Job: Retype the listing that follows, exactly as written.

[Stored records]
◇ ◇ ◇ ◇ ◇ ◇ ◇

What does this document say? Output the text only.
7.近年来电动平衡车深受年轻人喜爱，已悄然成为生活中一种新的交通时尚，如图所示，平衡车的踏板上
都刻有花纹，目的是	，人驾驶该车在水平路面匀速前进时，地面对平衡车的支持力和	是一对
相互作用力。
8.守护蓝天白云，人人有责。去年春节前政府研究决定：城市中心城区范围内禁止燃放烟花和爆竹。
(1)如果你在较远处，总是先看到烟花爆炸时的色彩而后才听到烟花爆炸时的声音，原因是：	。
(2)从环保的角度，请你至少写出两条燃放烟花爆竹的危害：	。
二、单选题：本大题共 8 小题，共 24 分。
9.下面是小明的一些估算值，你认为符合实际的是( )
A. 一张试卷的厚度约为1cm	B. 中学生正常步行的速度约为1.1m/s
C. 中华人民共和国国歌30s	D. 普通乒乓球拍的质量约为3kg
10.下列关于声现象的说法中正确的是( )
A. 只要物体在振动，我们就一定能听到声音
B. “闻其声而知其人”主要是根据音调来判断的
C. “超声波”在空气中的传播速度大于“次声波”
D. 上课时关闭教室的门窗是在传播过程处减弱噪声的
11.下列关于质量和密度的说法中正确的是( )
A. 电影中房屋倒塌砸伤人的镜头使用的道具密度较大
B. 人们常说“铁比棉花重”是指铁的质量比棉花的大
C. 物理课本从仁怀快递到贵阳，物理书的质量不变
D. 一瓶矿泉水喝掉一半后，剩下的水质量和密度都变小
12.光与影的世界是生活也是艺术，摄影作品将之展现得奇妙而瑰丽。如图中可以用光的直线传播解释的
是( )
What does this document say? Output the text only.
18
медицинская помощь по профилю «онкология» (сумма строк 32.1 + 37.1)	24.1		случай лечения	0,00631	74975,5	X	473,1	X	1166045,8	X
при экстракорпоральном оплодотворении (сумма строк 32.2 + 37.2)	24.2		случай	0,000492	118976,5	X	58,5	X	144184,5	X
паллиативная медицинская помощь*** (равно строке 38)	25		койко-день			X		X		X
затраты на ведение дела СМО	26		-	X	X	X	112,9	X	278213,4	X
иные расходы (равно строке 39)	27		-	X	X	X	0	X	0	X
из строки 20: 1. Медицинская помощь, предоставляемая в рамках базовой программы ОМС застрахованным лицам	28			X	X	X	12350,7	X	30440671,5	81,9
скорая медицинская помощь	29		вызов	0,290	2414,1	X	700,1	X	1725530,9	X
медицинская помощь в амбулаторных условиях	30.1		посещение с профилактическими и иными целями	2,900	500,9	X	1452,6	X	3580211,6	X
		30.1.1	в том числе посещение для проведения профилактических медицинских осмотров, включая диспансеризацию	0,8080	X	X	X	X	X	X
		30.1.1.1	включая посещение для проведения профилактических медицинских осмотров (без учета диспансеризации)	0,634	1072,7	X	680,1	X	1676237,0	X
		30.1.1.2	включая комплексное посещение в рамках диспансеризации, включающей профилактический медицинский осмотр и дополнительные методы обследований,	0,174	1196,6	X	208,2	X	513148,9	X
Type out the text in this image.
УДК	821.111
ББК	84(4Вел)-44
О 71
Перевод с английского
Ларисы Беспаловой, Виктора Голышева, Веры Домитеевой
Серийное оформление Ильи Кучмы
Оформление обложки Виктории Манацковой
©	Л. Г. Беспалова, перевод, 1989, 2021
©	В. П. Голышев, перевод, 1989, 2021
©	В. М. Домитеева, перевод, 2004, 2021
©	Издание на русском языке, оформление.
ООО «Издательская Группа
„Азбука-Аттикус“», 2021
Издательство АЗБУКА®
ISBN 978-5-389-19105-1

◇ ◇ ◇ ◇ ◇ ◇ ◇

Task result:
What does this document say? Output the text only.
7.近年来电动平衡车深受年轻人喜爱，已悄然成为生活中一种新的交通时尚，如图所示，平衡车的踏板上
都刻有花纹，目的是	，人驾驶该车在水平路面匀速前进时，地面对平衡车的支持力和	是一对
相互作用力。
8.守护蓝天白云，人人有责。去年春节前政府研究决定：城市中心城区范围内禁止燃放烟花和爆竹。
(1)如果你在较远处，总是先看到烟花爆炸时的色彩而后才听到烟花爆炸时的声音，原因是：	。
(2)从环保的角度，请你至少写出两条燃放烟花爆竹的危害：	。
二、单选题：本大题共 8 小题，共 24 分。
9.下面是小明的一些估算值，你认为符合实际的是( )
A. 一张试卷的厚度约为1cm	B. 中学生正常步行的速度约为1.1m/s
C. 中华人民共和国国歌30s	D. 普通乒乓球拍的质量约为3kg
10.下列关于声现象的说法中正确的是( )
A. 只要物体在振动，我们就一定能听到声音
B. “闻其声而知其人”主要是根据音调来判断的
C. “超声波”在空气中的传播速度大于“次声波”
D. 上课时关闭教室的门窗是在传播过程处减弱噪声的
11.下列关于质量和密度的说法中正确的是( )
A. 电影中房屋倒塌砸伤人的镜头使用的道具密度较大
B. 人们常说“铁比棉花重”是指铁的质量比棉花的大
C. 物理课本从仁怀快递到贵阳，物理书的质量不变
D. 一瓶矿泉水喝掉一半后，剩下的水质量和密度都变小
12.光与影的世界是生活也是艺术，摄影作品将之展现得奇妙而瑰丽。如图中可以用光的直线传播解释的
是( )
What does this document say? Output the text only.
18
медицинская помощь по профилю «онкология» (сумма строк 32.1 + 37.1)	24.1		случай лечения	0,00631	74975,5	X	473,1	X	1166045,8	X
при экстракорпоральном оплодотворении (сумма строк 32.2 + 37.2)	24.2		случай	0,000492	118976,5	X	58,5	X	144184,5	X
паллиативная медицинская помощь*** (равно строке 38)	25		койко-день			X		X		X
затраты на ведение дела СМО	26		-	X	X	X	112,9	X	278213,4	X
иные расходы (равно строке 39)	27		-	X	X	X	0	X	0	X
из строки 20: 1. Медицинская помощь, предоставляемая в рамках базовой программы ОМС застрахованным лицам	28			X	X	X	12350,7	X	30440671,5	81,9
скорая медицинская помощь	29		вызов	0,290	2414,1	X	700,1	X	1725530,9	X
медицинская помощь в амбулаторных условиях	30.1		посещение с профилактическими и иными целями	2,900	500,9	X	1452,6	X	3580211,6	X
		30.1.1	в том числе посещение для проведения профилактических медицинских осмотров, включая диспансеризацию	0,8080	X	X	X	X	X	X
		30.1.1.1	включая посещение для проведения профилактических медицинских осмотров (без учета диспансеризации)	0,634	1072,7	X	680,1	X	1676237,0	X
		30.1.1.2	включая комплексное посещение в рамках диспансеризации, включающей профилактический медицинский осмотр и дополнительные методы обследований,	0,174	1196,6	X	208,2	X	513148,9	X
Type out the text in this image.
УДК	821.111
ББК	84(4Вел)-44
О 71
Перевод с английского
Ларисы Беспаловой, Виктора Голышева, Веры Домитеевой
Серийное оформление Ильи Кучмы
Оформление обложки Виктории Манацковой
©	Л. Г. Беспалова, перевод, 1989, 2021
©	В. П. Голышев, перевод, 1989, 2021
©	В. М. Домитеева, перевод, 2004, 2021
©	Издание на русском языке, оформление.
ООО «Издательская Группа
„Азбука-Аттикус“», 2021
Издательство АЗБУКА®
ISBN 978-5-389-19105-1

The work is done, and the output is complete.